Requirement | From the listing below, extract every line in which the word "document" appears.

====== Extracted entries

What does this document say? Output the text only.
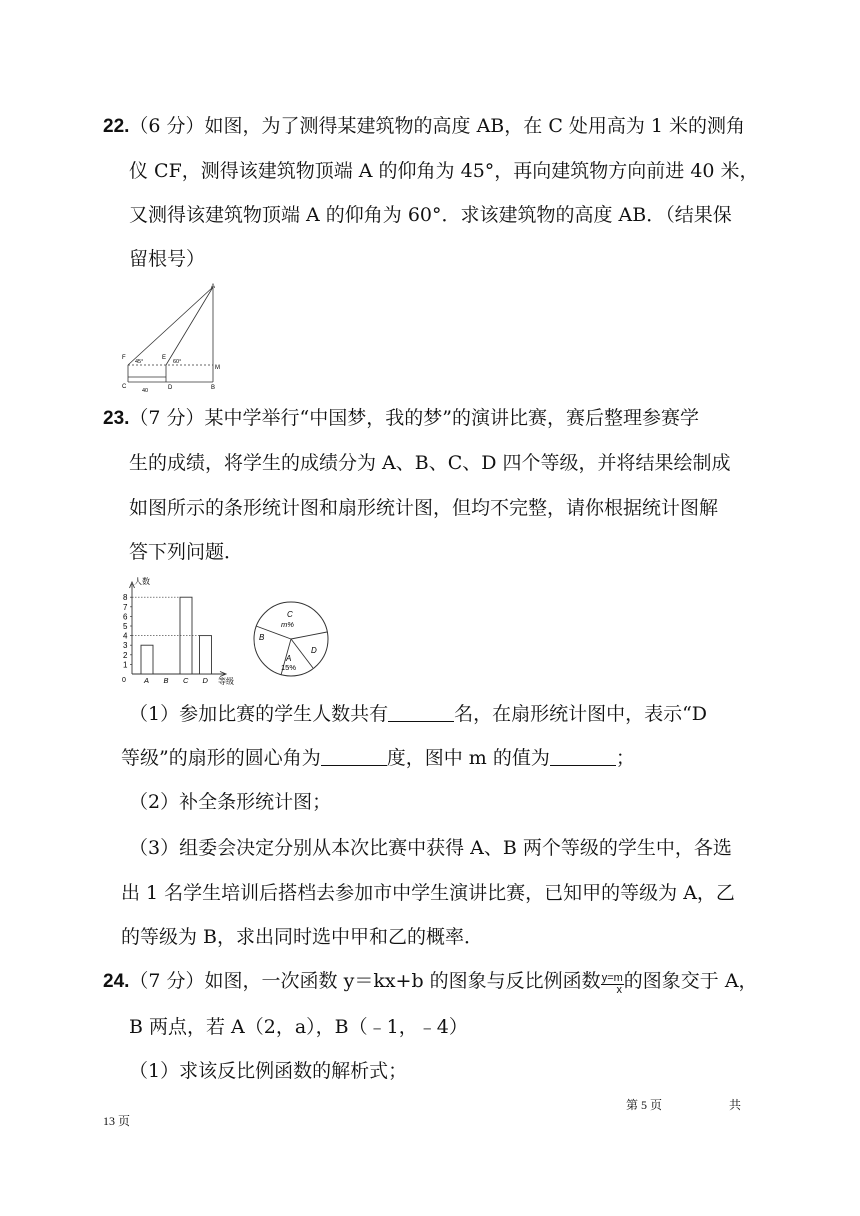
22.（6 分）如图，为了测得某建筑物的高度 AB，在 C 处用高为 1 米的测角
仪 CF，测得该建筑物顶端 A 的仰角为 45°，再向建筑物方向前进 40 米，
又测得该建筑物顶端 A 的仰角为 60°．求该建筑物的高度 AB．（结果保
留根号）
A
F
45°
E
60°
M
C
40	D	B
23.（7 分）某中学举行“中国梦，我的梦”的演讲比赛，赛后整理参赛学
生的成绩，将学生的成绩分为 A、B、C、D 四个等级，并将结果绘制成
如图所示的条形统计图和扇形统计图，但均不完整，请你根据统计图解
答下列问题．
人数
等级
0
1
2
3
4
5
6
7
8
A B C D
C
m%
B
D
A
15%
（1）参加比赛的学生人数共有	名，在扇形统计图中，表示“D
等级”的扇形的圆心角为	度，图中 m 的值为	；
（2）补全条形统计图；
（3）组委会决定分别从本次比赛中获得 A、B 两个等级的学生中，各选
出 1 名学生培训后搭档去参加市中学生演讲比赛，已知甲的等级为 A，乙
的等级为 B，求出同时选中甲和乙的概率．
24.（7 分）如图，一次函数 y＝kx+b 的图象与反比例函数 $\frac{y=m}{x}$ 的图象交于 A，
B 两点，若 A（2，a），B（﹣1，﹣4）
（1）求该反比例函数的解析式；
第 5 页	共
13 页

============
====== Extracted entries

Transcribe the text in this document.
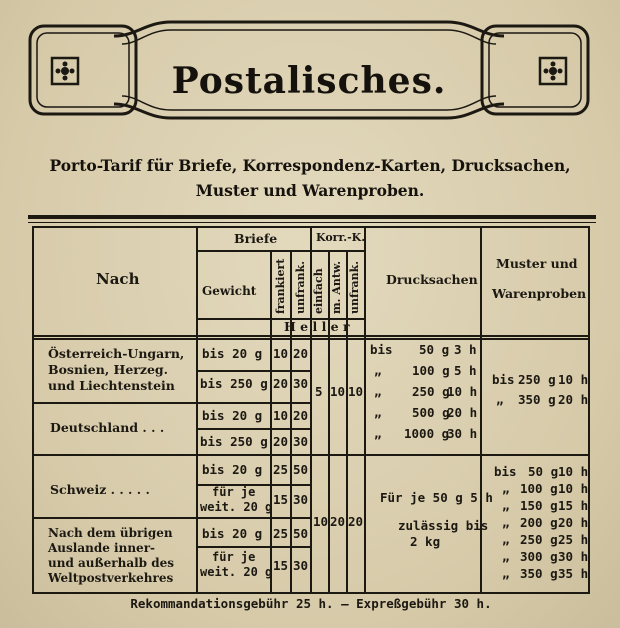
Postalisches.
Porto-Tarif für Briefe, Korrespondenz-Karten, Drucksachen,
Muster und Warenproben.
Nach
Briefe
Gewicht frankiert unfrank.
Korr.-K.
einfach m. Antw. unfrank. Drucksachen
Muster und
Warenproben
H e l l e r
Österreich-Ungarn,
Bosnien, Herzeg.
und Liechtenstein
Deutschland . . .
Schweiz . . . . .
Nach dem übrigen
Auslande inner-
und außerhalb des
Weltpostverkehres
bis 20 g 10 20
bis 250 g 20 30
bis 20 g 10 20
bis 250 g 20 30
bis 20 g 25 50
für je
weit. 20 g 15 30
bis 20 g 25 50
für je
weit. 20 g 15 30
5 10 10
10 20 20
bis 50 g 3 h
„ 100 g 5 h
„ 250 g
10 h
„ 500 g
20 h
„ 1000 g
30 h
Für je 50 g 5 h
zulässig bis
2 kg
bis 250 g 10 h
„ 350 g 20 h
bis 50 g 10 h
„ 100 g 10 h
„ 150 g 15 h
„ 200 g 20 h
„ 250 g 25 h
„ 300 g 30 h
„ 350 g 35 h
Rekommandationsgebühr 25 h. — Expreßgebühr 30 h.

============
====== Extracted entries

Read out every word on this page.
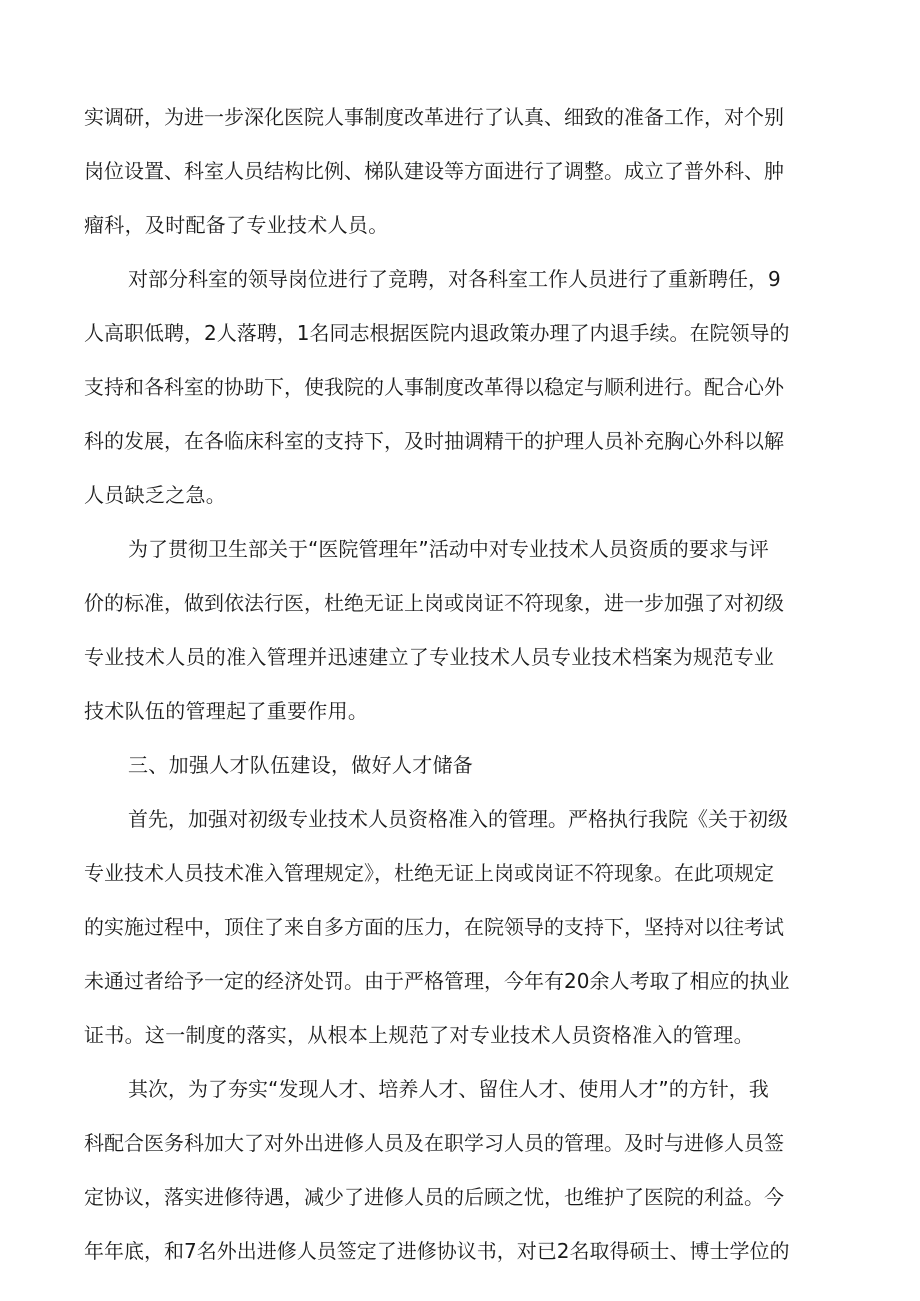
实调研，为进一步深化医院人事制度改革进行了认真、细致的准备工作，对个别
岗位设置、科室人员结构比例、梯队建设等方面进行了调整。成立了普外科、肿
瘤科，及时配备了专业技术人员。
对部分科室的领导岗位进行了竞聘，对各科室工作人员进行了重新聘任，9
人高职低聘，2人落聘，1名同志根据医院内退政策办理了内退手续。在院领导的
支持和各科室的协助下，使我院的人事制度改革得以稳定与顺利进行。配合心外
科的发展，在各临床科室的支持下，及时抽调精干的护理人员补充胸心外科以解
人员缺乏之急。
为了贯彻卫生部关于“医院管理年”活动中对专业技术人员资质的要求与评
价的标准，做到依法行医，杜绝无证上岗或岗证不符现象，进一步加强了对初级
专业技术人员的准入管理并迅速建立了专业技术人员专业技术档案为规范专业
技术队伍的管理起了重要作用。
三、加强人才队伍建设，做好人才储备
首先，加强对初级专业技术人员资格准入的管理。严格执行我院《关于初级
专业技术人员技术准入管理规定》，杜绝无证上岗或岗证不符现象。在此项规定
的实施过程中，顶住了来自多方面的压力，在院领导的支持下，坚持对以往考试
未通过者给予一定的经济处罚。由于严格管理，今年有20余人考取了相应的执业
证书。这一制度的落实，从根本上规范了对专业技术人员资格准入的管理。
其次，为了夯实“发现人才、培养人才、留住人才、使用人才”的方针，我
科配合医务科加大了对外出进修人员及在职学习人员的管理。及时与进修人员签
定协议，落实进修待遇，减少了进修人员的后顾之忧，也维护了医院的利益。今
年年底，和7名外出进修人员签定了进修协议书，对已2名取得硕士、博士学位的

============

Worked answer |
What does this document say? Output the text only.
Transcribe the text in this document.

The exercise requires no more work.